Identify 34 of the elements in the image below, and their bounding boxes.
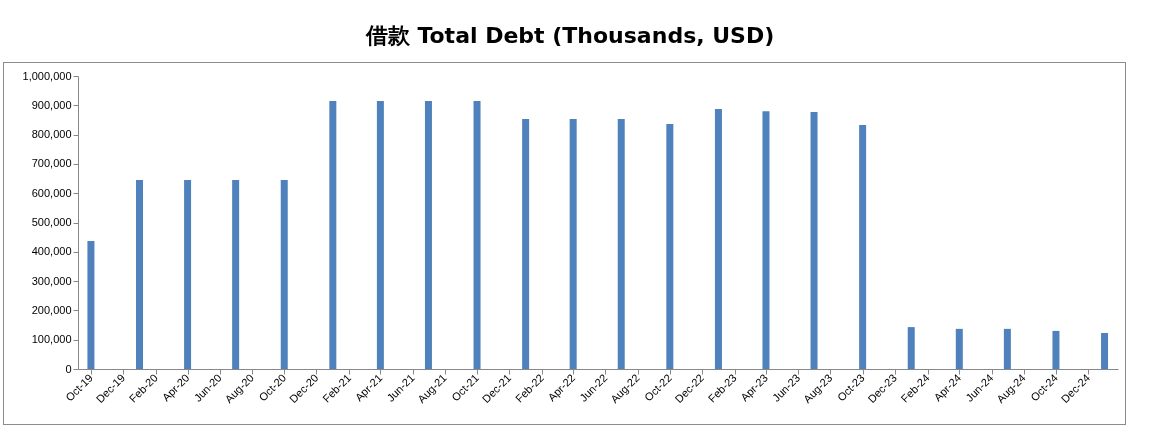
bar: [1003, 328, 1011, 369]
y-tick-label: 500,000: [31, 216, 72, 228]
y-tick-label: 900,000: [31, 98, 72, 111]
y-tick-label: 0: [65, 362, 72, 375]
y-tick-label: 200,000: [31, 303, 72, 316]
bar: [87, 240, 95, 369]
y-tick-label: 600,000: [31, 186, 72, 199]
y-tick-label: 300,000: [31, 274, 72, 287]
bar: [1101, 332, 1109, 369]
bar: [907, 327, 915, 369]
bar: [714, 109, 722, 369]
bar: [424, 100, 432, 369]
chart-title: 借款 Total Debt (Thousands, USD): [364, 23, 775, 48]
bar: [232, 180, 240, 369]
y-tick-label: 1,000,000: [22, 69, 72, 82]
y-tick-label: 400,000: [31, 245, 72, 258]
bar: [522, 119, 530, 369]
bar: [329, 100, 337, 369]
bar: [666, 124, 674, 369]
bar: [955, 328, 963, 369]
bar: [184, 180, 192, 369]
bar: [810, 112, 818, 369]
bar: [376, 100, 384, 369]
y-tick-label: 800,000: [31, 128, 72, 141]
y-tick-label: 100,000: [31, 333, 72, 346]
bar: [859, 124, 867, 369]
bar: [136, 180, 144, 369]
bar: [1052, 330, 1060, 369]
bar: [280, 180, 288, 369]
y-tick-label: 700,000: [31, 157, 72, 170]
bar: [762, 111, 770, 369]
bar: [473, 100, 481, 369]
bar: [569, 119, 577, 369]
bar: [617, 119, 625, 369]
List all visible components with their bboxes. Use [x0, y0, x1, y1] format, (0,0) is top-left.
━━━━━━━━
WHAT YOU NEED TO DO -> Rewrite the listing above from the line containing "bar: [1003, 328, 1011, 369]" down to the line containing "bar: [522, 119, 530, 369]", putting "y-axis-label" wherever "y-tick-label" appears and leaving everything else the same.

WRITTEN ANSWER ->
bar: [1003, 328, 1011, 369]
y-axis-label: 500,000: [31, 216, 72, 228]
y-axis-label: 900,000: [31, 98, 72, 111]
y-axis-label: 0: [65, 362, 72, 375]
y-axis-label: 200,000: [31, 303, 72, 316]
bar: [87, 240, 95, 369]
y-axis-label: 600,000: [31, 186, 72, 199]
y-axis-label: 300,000: [31, 274, 72, 287]
bar: [1101, 332, 1109, 369]
bar: [907, 327, 915, 369]
bar: [714, 109, 722, 369]
bar: [424, 100, 432, 369]
chart-title: 借款 Total Debt (Thousands, USD): [364, 23, 775, 48]
bar: [232, 180, 240, 369]
y-axis-label: 1,000,000: [22, 69, 72, 82]
y-axis-label: 400,000: [31, 245, 72, 258]
bar: [522, 119, 530, 369]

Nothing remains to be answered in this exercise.